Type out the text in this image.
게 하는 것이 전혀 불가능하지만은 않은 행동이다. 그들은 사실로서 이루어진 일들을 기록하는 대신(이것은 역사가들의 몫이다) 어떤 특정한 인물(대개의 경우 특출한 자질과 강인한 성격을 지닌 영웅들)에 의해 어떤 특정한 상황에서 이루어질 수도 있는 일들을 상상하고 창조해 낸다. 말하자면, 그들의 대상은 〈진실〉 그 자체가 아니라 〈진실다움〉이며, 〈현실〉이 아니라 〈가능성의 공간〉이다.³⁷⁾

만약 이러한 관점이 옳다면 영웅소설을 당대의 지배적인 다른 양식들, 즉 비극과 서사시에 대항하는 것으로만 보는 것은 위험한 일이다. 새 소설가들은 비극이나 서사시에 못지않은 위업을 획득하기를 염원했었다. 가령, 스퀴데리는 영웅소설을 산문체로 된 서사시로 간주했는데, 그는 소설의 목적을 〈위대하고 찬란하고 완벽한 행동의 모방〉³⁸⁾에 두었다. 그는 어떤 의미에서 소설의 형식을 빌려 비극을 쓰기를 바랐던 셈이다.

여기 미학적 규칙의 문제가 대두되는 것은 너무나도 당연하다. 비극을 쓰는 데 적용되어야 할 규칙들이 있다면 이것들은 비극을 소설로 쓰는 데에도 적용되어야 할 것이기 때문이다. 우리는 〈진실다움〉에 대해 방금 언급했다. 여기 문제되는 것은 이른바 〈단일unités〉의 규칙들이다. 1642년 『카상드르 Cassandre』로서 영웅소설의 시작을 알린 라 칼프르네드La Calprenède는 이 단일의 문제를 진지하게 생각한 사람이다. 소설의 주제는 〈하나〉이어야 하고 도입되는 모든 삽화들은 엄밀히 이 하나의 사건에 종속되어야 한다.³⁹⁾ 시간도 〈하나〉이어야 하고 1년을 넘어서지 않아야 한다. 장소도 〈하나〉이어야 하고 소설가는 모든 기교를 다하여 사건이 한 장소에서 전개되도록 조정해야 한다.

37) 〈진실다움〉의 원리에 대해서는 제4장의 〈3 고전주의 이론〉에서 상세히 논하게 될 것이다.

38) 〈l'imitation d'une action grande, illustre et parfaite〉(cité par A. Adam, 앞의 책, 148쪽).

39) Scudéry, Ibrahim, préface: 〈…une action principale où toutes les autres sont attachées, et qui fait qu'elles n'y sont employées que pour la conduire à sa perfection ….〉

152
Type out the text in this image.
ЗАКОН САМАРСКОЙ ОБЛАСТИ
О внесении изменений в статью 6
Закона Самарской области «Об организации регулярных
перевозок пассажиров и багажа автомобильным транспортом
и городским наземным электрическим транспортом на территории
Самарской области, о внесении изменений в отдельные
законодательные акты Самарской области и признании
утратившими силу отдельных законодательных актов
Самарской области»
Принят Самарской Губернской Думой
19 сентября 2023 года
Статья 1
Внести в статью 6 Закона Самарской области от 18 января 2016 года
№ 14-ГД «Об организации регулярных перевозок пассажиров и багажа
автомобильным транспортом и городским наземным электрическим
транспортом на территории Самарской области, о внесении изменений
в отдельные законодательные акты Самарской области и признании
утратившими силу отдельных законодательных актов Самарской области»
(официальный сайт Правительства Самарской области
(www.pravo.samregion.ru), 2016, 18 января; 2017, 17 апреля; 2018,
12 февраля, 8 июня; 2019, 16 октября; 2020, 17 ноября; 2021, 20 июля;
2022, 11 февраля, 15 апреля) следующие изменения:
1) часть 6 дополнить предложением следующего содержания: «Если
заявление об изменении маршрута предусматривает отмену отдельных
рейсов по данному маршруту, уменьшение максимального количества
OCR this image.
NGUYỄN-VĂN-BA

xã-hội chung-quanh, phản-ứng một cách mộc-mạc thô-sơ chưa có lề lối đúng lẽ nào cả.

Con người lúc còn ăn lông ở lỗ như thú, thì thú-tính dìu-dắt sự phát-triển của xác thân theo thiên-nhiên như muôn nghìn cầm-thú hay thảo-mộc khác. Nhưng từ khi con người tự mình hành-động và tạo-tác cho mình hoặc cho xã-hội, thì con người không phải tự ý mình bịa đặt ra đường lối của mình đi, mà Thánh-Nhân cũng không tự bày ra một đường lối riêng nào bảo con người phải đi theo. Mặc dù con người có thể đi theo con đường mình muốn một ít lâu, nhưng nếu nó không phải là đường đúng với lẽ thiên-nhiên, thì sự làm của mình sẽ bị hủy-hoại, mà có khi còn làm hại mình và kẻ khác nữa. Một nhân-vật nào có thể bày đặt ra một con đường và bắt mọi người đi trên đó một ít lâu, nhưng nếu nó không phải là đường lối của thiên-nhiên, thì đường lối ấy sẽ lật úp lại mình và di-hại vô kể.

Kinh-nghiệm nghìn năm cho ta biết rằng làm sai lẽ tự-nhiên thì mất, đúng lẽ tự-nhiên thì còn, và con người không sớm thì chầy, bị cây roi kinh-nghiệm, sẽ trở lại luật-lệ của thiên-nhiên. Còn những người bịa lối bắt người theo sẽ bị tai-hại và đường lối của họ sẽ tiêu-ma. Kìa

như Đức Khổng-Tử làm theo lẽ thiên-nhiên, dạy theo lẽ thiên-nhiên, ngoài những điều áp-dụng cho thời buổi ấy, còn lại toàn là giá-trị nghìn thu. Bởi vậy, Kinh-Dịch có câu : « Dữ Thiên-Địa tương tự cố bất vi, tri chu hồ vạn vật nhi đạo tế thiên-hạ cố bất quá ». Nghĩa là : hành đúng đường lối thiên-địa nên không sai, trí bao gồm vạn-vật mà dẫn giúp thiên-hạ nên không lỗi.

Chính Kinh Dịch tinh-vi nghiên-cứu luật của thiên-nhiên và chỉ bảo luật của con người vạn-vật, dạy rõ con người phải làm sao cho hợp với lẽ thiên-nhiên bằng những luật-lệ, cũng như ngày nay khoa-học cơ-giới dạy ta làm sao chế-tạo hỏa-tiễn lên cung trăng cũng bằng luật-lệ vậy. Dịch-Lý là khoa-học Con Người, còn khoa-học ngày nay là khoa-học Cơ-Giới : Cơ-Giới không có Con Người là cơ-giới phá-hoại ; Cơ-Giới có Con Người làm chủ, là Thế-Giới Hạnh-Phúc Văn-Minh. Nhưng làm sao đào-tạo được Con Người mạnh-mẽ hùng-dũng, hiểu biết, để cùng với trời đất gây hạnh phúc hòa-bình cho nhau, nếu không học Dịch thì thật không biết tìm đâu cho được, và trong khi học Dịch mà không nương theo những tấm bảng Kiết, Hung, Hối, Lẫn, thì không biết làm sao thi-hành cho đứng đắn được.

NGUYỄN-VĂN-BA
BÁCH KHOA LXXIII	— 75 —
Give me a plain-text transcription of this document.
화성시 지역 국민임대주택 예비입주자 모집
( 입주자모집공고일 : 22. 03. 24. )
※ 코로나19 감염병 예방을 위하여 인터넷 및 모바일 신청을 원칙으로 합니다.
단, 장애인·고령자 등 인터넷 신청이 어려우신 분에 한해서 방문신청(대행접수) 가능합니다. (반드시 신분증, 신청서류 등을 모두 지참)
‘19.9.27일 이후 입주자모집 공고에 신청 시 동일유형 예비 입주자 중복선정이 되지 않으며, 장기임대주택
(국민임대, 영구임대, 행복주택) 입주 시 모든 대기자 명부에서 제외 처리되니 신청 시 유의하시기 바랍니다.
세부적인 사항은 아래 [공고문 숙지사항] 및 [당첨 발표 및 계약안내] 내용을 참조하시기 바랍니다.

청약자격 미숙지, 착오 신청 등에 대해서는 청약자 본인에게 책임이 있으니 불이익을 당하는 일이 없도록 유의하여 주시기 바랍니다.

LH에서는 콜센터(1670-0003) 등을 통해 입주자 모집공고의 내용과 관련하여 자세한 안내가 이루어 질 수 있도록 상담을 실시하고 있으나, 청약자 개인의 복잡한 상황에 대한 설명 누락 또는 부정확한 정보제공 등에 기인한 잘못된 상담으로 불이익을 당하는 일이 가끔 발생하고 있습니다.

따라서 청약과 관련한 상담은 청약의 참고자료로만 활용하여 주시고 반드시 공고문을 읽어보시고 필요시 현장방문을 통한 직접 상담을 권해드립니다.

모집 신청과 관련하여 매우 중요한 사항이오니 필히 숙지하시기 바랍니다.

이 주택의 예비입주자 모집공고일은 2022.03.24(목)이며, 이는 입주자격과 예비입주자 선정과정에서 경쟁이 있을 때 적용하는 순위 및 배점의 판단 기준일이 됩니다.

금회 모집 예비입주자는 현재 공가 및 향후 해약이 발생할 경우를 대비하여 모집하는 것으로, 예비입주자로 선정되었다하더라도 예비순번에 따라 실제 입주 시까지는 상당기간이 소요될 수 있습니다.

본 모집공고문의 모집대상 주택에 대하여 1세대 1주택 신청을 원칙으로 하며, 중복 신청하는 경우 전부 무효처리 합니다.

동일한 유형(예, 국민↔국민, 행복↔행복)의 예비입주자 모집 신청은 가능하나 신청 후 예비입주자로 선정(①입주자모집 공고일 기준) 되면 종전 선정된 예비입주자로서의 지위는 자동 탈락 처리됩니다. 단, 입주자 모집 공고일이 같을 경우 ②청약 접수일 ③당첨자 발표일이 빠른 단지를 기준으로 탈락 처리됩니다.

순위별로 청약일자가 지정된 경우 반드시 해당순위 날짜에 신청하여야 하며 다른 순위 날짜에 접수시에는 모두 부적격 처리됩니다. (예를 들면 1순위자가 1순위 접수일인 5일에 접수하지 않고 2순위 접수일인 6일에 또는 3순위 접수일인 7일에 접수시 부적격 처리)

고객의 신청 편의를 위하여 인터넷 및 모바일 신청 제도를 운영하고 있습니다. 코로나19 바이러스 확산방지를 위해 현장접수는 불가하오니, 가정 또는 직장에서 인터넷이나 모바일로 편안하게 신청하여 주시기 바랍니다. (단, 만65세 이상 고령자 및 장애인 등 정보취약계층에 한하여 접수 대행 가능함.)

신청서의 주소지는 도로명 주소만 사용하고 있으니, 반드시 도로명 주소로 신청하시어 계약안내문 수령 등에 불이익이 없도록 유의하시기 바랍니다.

________

GIVEN EXERCISE -
Reply with the number of lines in the material above that contain "this", and nothing more.

FULL OUTPUT -
4